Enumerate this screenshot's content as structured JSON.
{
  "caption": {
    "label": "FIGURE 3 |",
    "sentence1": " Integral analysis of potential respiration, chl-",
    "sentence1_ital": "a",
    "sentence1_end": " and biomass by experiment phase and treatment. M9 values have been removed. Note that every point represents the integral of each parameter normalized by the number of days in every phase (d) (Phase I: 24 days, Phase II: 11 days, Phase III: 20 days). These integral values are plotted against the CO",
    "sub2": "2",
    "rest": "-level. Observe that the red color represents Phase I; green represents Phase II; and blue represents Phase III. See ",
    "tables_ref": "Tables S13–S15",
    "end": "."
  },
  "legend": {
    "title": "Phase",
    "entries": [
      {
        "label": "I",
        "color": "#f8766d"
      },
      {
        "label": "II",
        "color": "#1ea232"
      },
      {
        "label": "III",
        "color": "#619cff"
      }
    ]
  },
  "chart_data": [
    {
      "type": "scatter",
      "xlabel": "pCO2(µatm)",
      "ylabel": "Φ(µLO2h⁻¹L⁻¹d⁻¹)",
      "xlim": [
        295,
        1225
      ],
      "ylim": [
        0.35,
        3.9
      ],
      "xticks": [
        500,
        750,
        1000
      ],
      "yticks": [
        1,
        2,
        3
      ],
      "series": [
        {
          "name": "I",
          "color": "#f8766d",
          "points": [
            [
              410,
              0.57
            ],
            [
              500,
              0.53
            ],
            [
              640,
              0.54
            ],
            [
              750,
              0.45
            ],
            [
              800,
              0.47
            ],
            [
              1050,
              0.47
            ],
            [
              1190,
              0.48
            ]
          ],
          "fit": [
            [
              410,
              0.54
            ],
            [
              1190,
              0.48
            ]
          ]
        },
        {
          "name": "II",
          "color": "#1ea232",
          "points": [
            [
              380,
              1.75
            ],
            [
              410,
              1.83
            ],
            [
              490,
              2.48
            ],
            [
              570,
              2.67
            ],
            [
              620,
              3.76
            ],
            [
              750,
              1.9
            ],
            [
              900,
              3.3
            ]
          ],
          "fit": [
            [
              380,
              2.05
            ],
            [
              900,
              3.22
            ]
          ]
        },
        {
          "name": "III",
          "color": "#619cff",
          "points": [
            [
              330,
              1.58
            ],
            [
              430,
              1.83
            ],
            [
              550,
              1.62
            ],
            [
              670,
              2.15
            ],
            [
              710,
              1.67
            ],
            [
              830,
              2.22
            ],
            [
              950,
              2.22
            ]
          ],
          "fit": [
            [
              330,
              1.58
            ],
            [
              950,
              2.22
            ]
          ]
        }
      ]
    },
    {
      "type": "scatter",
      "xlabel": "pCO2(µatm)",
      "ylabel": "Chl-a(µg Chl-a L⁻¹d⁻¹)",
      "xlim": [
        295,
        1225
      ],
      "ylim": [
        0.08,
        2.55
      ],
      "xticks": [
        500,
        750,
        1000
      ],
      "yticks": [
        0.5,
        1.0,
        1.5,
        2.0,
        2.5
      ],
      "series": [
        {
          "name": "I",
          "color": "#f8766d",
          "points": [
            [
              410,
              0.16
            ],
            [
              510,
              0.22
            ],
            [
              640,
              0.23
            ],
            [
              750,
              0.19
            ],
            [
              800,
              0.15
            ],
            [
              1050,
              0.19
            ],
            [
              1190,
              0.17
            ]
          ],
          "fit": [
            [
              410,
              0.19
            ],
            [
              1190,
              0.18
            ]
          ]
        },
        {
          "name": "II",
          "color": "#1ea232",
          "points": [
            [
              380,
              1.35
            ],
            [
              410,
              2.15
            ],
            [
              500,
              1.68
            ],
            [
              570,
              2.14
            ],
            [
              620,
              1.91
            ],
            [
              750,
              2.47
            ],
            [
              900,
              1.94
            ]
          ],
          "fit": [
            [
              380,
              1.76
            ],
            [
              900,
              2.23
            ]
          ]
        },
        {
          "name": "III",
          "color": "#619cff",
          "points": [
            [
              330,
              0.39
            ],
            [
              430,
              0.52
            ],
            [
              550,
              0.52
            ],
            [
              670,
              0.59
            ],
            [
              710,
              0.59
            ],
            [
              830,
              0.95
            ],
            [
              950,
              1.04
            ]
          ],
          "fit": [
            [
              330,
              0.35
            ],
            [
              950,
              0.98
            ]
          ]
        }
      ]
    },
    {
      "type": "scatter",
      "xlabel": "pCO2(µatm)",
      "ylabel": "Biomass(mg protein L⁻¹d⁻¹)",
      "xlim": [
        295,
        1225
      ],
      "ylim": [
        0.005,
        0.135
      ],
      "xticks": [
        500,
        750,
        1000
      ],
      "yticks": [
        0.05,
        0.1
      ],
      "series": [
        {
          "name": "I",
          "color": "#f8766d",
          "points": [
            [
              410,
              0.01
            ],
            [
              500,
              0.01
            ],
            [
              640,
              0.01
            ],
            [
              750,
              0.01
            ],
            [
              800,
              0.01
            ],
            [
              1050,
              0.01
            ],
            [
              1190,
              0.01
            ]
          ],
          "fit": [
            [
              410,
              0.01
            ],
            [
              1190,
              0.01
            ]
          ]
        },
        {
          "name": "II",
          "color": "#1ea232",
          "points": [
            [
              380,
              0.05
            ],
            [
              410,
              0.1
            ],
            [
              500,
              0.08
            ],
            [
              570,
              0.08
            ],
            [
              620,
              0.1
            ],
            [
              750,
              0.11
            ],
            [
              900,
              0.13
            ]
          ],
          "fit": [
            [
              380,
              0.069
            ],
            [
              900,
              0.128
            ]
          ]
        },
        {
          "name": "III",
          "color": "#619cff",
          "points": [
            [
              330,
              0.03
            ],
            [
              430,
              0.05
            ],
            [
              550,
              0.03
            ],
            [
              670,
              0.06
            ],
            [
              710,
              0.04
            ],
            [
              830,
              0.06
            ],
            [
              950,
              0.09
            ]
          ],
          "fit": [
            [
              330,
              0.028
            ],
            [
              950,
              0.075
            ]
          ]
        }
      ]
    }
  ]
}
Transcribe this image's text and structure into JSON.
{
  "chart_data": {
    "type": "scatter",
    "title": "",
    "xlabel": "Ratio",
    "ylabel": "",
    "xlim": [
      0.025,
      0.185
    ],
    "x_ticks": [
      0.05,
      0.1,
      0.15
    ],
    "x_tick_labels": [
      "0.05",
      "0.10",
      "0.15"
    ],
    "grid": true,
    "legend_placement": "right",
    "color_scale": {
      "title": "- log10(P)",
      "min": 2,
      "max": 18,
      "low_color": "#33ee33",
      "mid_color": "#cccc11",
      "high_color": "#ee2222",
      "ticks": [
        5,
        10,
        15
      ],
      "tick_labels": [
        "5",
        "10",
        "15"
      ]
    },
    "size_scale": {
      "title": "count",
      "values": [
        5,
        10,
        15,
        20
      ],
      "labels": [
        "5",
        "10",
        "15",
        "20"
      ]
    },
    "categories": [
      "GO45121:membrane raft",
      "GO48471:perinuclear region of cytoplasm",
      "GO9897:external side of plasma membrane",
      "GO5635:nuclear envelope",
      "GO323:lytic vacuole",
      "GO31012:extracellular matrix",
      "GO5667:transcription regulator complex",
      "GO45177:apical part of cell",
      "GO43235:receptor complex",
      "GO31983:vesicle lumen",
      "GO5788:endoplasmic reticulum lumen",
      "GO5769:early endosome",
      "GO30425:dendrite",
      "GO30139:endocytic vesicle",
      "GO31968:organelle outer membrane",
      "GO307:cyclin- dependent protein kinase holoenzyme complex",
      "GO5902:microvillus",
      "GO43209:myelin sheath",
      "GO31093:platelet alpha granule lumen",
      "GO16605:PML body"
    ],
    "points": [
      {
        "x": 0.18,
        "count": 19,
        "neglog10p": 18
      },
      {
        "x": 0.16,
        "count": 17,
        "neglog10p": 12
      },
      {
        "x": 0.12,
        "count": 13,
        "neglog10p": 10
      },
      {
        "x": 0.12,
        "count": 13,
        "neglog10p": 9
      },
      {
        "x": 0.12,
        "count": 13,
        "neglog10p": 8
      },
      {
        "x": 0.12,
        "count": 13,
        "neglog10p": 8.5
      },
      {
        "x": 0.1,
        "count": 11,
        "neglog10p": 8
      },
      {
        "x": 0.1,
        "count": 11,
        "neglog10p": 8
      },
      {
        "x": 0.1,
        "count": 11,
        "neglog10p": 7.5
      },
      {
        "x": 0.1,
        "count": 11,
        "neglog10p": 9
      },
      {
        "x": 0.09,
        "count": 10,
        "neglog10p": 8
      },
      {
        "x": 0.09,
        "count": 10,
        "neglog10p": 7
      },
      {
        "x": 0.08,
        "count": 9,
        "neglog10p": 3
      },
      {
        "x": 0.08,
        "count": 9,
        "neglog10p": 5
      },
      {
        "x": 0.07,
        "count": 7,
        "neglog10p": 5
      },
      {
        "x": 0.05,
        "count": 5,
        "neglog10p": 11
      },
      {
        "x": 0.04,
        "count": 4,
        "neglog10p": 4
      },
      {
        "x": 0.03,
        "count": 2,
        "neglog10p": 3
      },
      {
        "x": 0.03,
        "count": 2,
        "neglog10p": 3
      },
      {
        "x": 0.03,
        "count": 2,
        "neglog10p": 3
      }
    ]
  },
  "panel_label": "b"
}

──────

> **TASK INSTRUCTIONS**
Across the data, find each line that has "vesicle" in it and copy that line.

> **REPLY**
      "GO31983:vesicle lumen",
      "GO30139:endocytic vesicle",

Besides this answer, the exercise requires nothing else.